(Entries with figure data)
-----

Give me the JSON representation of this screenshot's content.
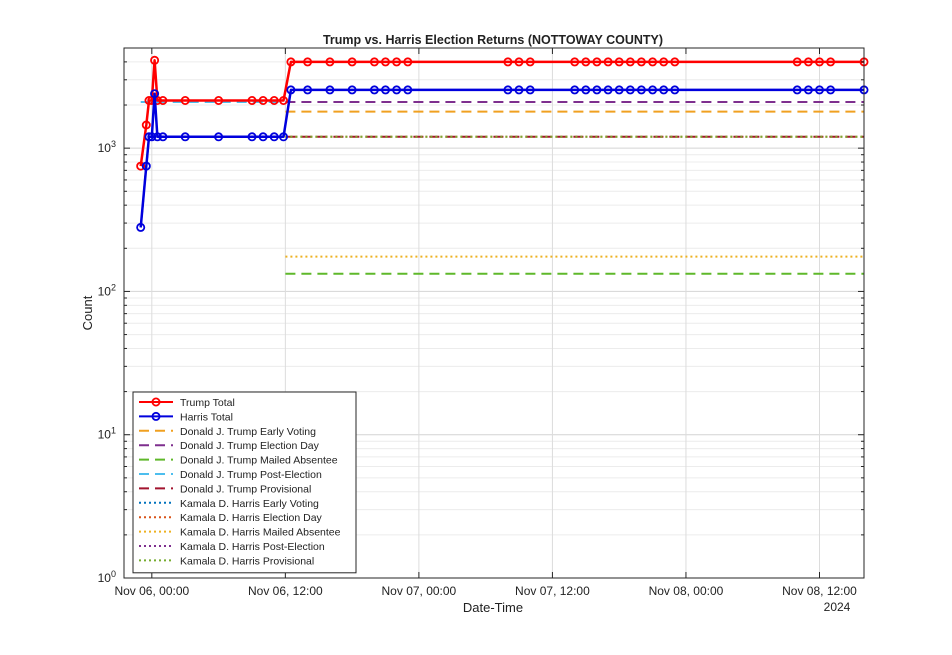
{
  "chart_data": {
    "type": "line",
    "title": "Trump vs. Harris Election Returns (NOTTOWAY COUNTY)",
    "xlabel": "Date-Time",
    "ylabel": "Count",
    "y_scale": "log",
    "ylim": [
      1,
      5000
    ],
    "xlim": [
      "2024-11-05T21:30",
      "2024-11-08T16:00"
    ],
    "x_ticks": [
      {
        "t": "2024-11-06T00:00",
        "label": "Nov 06, 00:00"
      },
      {
        "t": "2024-11-06T12:00",
        "label": "Nov 06, 12:00"
      },
      {
        "t": "2024-11-07T00:00",
        "label": "Nov 07, 00:00"
      },
      {
        "t": "2024-11-07T12:00",
        "label": "Nov 07, 12:00"
      },
      {
        "t": "2024-11-08T00:00",
        "label": "Nov 08, 00:00"
      },
      {
        "t": "2024-11-08T12:00",
        "label": "Nov 08, 12:00"
      }
    ],
    "x_secondary_label": "2024",
    "y_ticks": [
      {
        "v": 1,
        "label": "10",
        "sup": "0"
      },
      {
        "v": 10,
        "label": "10",
        "sup": "1"
      },
      {
        "v": 100,
        "label": "10",
        "sup": "2"
      },
      {
        "v": 1000,
        "label": "10",
        "sup": "3"
      }
    ],
    "grid": true,
    "legend_position": "bottom-left",
    "series": [
      {
        "name": "Trump Total",
        "color": "#ff0000",
        "style": "solid",
        "marker": "circle",
        "x": [
          "2024-11-05T23:00",
          "2024-11-05T23:30",
          "2024-11-05T23:45",
          "2024-11-06T00:00",
          "2024-11-06T00:15",
          "2024-11-06T00:30",
          "2024-11-06T01:00",
          "2024-11-06T03:00",
          "2024-11-06T06:00",
          "2024-11-06T09:00",
          "2024-11-06T10:00",
          "2024-11-06T11:00",
          "2024-11-06T11:50",
          "2024-11-06T12:30",
          "2024-11-06T14:00",
          "2024-11-06T16:00",
          "2024-11-06T18:00",
          "2024-11-06T20:00",
          "2024-11-06T21:00",
          "2024-11-06T22:00",
          "2024-11-06T23:00",
          "2024-11-07T08:00",
          "2024-11-07T09:00",
          "2024-11-07T10:00",
          "2024-11-07T14:00",
          "2024-11-07T15:00",
          "2024-11-07T16:00",
          "2024-11-07T17:00",
          "2024-11-07T18:00",
          "2024-11-07T19:00",
          "2024-11-07T20:00",
          "2024-11-07T21:00",
          "2024-11-07T22:00",
          "2024-11-07T23:00",
          "2024-11-08T10:00",
          "2024-11-08T11:00",
          "2024-11-08T12:00",
          "2024-11-08T13:00",
          "2024-11-08T16:00"
        ],
        "y": [
          750,
          1450,
          2150,
          2150,
          4100,
          2150,
          2150,
          2150,
          2150,
          2150,
          2150,
          2150,
          2150,
          4000,
          4000,
          4000,
          4000,
          4000,
          4000,
          4000,
          4000,
          4000,
          4000,
          4000,
          4000,
          4000,
          4000,
          4000,
          4000,
          4000,
          4000,
          4000,
          4000,
          4000,
          4000,
          4000,
          4000,
          4000,
          4000
        ]
      },
      {
        "name": "Harris Total",
        "color": "#0000dd",
        "style": "solid",
        "marker": "circle",
        "x": [
          "2024-11-05T23:00",
          "2024-11-05T23:30",
          "2024-11-05T23:45",
          "2024-11-06T00:00",
          "2024-11-06T00:15",
          "2024-11-06T00:30",
          "2024-11-06T01:00",
          "2024-11-06T03:00",
          "2024-11-06T06:00",
          "2024-11-06T09:00",
          "2024-11-06T10:00",
          "2024-11-06T11:00",
          "2024-11-06T11:50",
          "2024-11-06T12:30",
          "2024-11-06T14:00",
          "2024-11-06T16:00",
          "2024-11-06T18:00",
          "2024-11-06T20:00",
          "2024-11-06T21:00",
          "2024-11-06T22:00",
          "2024-11-06T23:00",
          "2024-11-07T08:00",
          "2024-11-07T09:00",
          "2024-11-07T10:00",
          "2024-11-07T14:00",
          "2024-11-07T15:00",
          "2024-11-07T16:00",
          "2024-11-07T17:00",
          "2024-11-07T18:00",
          "2024-11-07T19:00",
          "2024-11-07T20:00",
          "2024-11-07T21:00",
          "2024-11-07T22:00",
          "2024-11-07T23:00",
          "2024-11-08T10:00",
          "2024-11-08T11:00",
          "2024-11-08T12:00",
          "2024-11-08T13:00",
          "2024-11-08T16:00"
        ],
        "y": [
          280,
          750,
          1200,
          1200,
          2400,
          1200,
          1200,
          1200,
          1200,
          1200,
          1200,
          1200,
          1200,
          2550,
          2550,
          2550,
          2550,
          2550,
          2550,
          2550,
          2550,
          2550,
          2550,
          2550,
          2550,
          2550,
          2550,
          2550,
          2550,
          2550,
          2550,
          2550,
          2550,
          2550,
          2550,
          2550,
          2550,
          2550,
          2550
        ]
      },
      {
        "name": "Donald J. Trump Early Voting",
        "color": "#f0a020",
        "style": "dashed",
        "x": [
          "2024-11-06T12:00",
          "2024-11-08T16:00"
        ],
        "y": [
          1800,
          1800
        ]
      },
      {
        "name": "Donald J. Trump Election Day",
        "color": "#7e2f8e",
        "style": "dashed",
        "x": [
          "2024-11-06T12:00",
          "2024-11-08T16:00"
        ],
        "y": [
          2100,
          2100
        ]
      },
      {
        "name": "Donald J. Trump Mailed Absentee",
        "color": "#5fb82a",
        "style": "dashed",
        "x": [
          "2024-11-06T12:00",
          "2024-11-08T16:00"
        ],
        "y": [
          133,
          133
        ]
      },
      {
        "name": "Donald J. Trump Post-Election",
        "color": "#4dbeee",
        "style": "dashed",
        "x": [
          "2024-11-05T23:00",
          "2024-11-06T11:50"
        ],
        "y": [
          2100,
          2100
        ]
      },
      {
        "name": "Donald J. Trump Provisional",
        "color": "#a2142f",
        "style": "dashed",
        "x": [
          "2024-11-06T12:00",
          "2024-11-08T16:00"
        ],
        "y": [
          1200,
          1200
        ]
      },
      {
        "name": "Kamala D. Harris Early Voting",
        "color": "#0072bd",
        "style": "dotted",
        "x": [
          "2024-11-05T23:00",
          "2024-11-05T23:30",
          "2024-11-05T23:45",
          "2024-11-06T11:50"
        ],
        "y": [
          280,
          750,
          1200,
          1200
        ]
      },
      {
        "name": "Kamala D. Harris Election Day",
        "color": "#d95319",
        "style": "dotted",
        "x": [
          "2024-11-06T12:00",
          "2024-11-08T16:00"
        ],
        "y": [
          1200,
          1200
        ]
      },
      {
        "name": "Kamala D. Harris Mailed Absentee",
        "color": "#edb120",
        "style": "dotted",
        "x": [
          "2024-11-06T12:00",
          "2024-11-08T16:00"
        ],
        "y": [
          175,
          175
        ]
      },
      {
        "name": "Kamala D. Harris Post-Election",
        "color": "#7e2f8e",
        "style": "dotted",
        "x": [
          "2024-11-05T23:00",
          "2024-11-05T23:30",
          "2024-11-05T23:45",
          "2024-11-06T11:50"
        ],
        "y": [
          280,
          750,
          1200,
          1200
        ]
      },
      {
        "name": "Kamala D. Harris Provisional",
        "color": "#77ac30",
        "style": "dotted",
        "x": [
          "2024-11-06T12:00",
          "2024-11-08T16:00"
        ],
        "y": [
          1200,
          1200
        ]
      }
    ]
  }
}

-----

What the task asks - Give back the whole listing as it stands, minus its pictures.

Correct output -
Give me the JSON representation of this screenshot's content.
{
  "chart_data": {
    "type": "line",
    "title": "Trump vs. Harris Election Returns (NOTTOWAY COUNTY)",
    "xlabel": "Date-Time",
    "ylabel": "Count",
    "y_scale": "log",
    "ylim": [
      1,
      5000
    ],
    "xlim": [
      "2024-11-05T21:30",
      "2024-11-08T16:00"
    ],
    "x_ticks": [
      {
        "t": "2024-11-06T00:00",
        "label": "Nov 06, 00:00"
      },
      {
        "t": "2024-11-06T12:00",
        "label": "Nov 06, 12:00"
      },
      {
        "t": "2024-11-07T00:00",
        "label": "Nov 07, 00:00"
      },
      {
        "t": "2024-11-07T12:00",
        "label": "Nov 07, 12:00"
      },
      {
        "t": "2024-11-08T00:00",
        "label": "Nov 08, 00:00"
      },
      {
        "t": "2024-11-08T12:00",
        "label": "Nov 08, 12:00"
      }
    ],
    "x_secondary_label": "2024",
    "y_ticks": [
      {
        "v": 1,
        "label": "10",
        "sup": "0"
      },
      {
        "v": 10,
        "label": "10",
        "sup": "1"
      },
      {
        "v": 100,
        "label": "10",
        "sup": "2"
      },
      {
        "v": 1000,
        "label": "10",
        "sup": "3"
      }
    ],
    "grid": true,
    "legend_position": "bottom-left",
    "series": [
      {
        "name": "Trump Total",
        "color": "#ff0000",
        "style": "solid",
        "marker": "circle",
        "x": [
          "2024-11-05T23:00",
          "2024-11-05T23:30",
          "2024-11-05T23:45",
          "2024-11-06T00:00",
          "2024-11-06T00:15",
          "2024-11-06T00:30",
          "2024-11-06T01:00",
          "2024-11-06T03:00",
          "2024-11-06T06:00",
          "2024-11-06T09:00",
          "2024-11-06T10:00",
          "2024-11-06T11:00",
          "2024-11-06T11:50",
          "2024-11-06T12:30",
          "2024-11-06T14:00",
          "2024-11-06T16:00",
          "2024-11-06T18:00",
          "2024-11-06T20:00",
          "2024-11-06T21:00",
          "2024-11-06T22:00",
          "2024-11-06T23:00",
          "2024-11-07T08:00",
          "2024-11-07T09:00",
          "2024-11-07T10:00",
          "2024-11-07T14:00",
          "2024-11-07T15:00",
          "2024-11-07T16:00",
          "2024-11-07T17:00",
          "2024-11-07T18:00",
          "2024-11-07T19:00",
          "2024-11-07T20:00",
          "2024-11-07T21:00",
          "2024-11-07T22:00",
          "2024-11-07T23:00",
          "2024-11-08T10:00",
          "2024-11-08T11:00",
          "2024-11-08T12:00",
          "2024-11-08T13:00",
          "2024-11-08T16:00"
        ],
        "y": [
          750,
          1450,
          2150,
          2150,
          4100,
          2150,
          2150,
          2150,
          2150,
          2150,
          2150,
          2150,
          2150,
          4000,
          4000,
          4000,
          4000,
          4000,
          4000,
          4000,
          4000,
          4000,
          4000,
          4000,
          4000,
          4000,
          4000,
          4000,
          4000,
          4000,
          4000,
          4000,
          4000,
          4000,
          4000,
          4000,
          4000,
          4000,
          4000
        ]
      },
      {
        "name": "Harris Total",
        "color": "#0000dd",
        "style": "solid",
        "marker": "circle",
        "x": [
          "2024-11-05T23:00",
          "2024-11-05T23:30",
          "2024-11-05T23:45",
          "2024-11-06T00:00",
          "2024-11-06T00:15",
          "2024-11-06T00:30",
          "2024-11-06T01:00",
          "2024-11-06T03:00",
          "2024-11-06T06:00",
          "2024-11-06T09:00",
          "2024-11-06T10:00",
          "2024-11-06T11:00",
          "2024-11-06T11:50",
          "2024-11-06T12:30",
          "2024-11-06T14:00",
          "2024-11-06T16:00",
          "2024-11-06T18:00",
          "2024-11-06T20:00",
          "2024-11-06T21:00",
          "2024-11-06T22:00",
          "2024-11-06T23:00",
          "2024-11-07T08:00",
          "2024-11-07T09:00",
          "2024-11-07T10:00",
          "2024-11-07T14:00",
          "2024-11-07T15:00",
          "2024-11-07T16:00",
          "2024-11-07T17:00",
          "2024-11-07T18:00",
          "2024-11-07T19:00",
          "2024-11-07T20:00",
          "2024-11-07T21:00",
          "2024-11-07T22:00",
          "2024-11-07T23:00",
          "2024-11-08T10:00",
          "2024-11-08T11:00",
          "2024-11-08T12:00",
          "2024-11-08T13:00",
          "2024-11-08T16:00"
        ],
        "y": [
          280,
          750,
          1200,
          1200,
          2400,
          1200,
          1200,
          1200,
          1200,
          1200,
          1200,
          1200,
          1200,
          2550,
          2550,
          2550,
          2550,
          2550,
          2550,
          2550,
          2550,
          2550,
          2550,
          2550,
          2550,
          2550,
          2550,
          2550,
          2550,
          2550,
          2550,
          2550,
          2550,
          2550,
          2550,
          2550,
          2550,
          2550,
          2550
        ]
      },
      {
        "name": "Donald J. Trump Early Voting",
        "color": "#f0a020",
        "style": "dashed",
        "x": [
          "2024-11-06T12:00",
          "2024-11-08T16:00"
        ],
        "y": [
          1800,
          1800
        ]
      },
      {
        "name": "Donald J. Trump Election Day",
        "color": "#7e2f8e",
        "style": "dashed",
        "x": [
          "2024-11-06T12:00",
          "2024-11-08T16:00"
        ],
        "y": [
          2100,
          2100
        ]
      },
      {
        "name": "Donald J. Trump Mailed Absentee",
        "color": "#5fb82a",
        "style": "dashed",
        "x": [
          "2024-11-06T12:00",
          "2024-11-08T16:00"
        ],
        "y": [
          133,
          133
        ]
      },
      {
        "name": "Donald J. Trump Post-Election",
        "color": "#4dbeee",
        "style": "dashed",
        "x": [
          "2024-11-05T23:00",
          "2024-11-06T11:50"
        ],
        "y": [
          2100,
          2100
        ]
      },
      {
        "name": "Donald J. Trump Provisional",
        "color": "#a2142f",
        "style": "dashed",
        "x": [
          "2024-11-06T12:00",
          "2024-11-08T16:00"
        ],
        "y": [
          1200,
          1200
        ]
      },
      {
        "name": "Kamala D. Harris Early Voting",
        "color": "#0072bd",
        "style": "dotted",
        "x": [
          "2024-11-05T23:00",
          "2024-11-05T23:30",
          "2024-11-05T23:45",
          "2024-11-06T11:50"
        ],
        "y": [
          280,
          750,
          1200,
          1200
        ]
      },
      {
        "name": "Kamala D. Harris Election Day",
        "color": "#d95319",
        "style": "dotted",
        "x": [
          "2024-11-06T12:00",
          "2024-11-08T16:00"
        ],
        "y": [
          1200,
          1200
        ]
      },
      {
        "name": "Kamala D. Harris Mailed Absentee",
        "color": "#edb120",
        "style": "dotted",
        "x": [
          "2024-11-06T12:00",
          "2024-11-08T16:00"
        ],
        "y": [
          175,
          175
        ]
      },
      {
        "name": "Kamala D. Harris Post-Election",
        "color": "#7e2f8e",
        "style": "dotted",
        "x": [
          "2024-11-05T23:00",
          "2024-11-05T23:30",
          "2024-11-05T23:45",
          "2024-11-06T11:50"
        ],
        "y": [
          280,
          750,
          1200,
          1200
        ]
      },
      {
        "name": "Kamala D. Harris Provisional",
        "color": "#77ac30",
        "style": "dotted",
        "x": [
          "2024-11-06T12:00",
          "2024-11-08T16:00"
        ],
        "y": [
          1200,
          1200
        ]
      }
    ]
  }
}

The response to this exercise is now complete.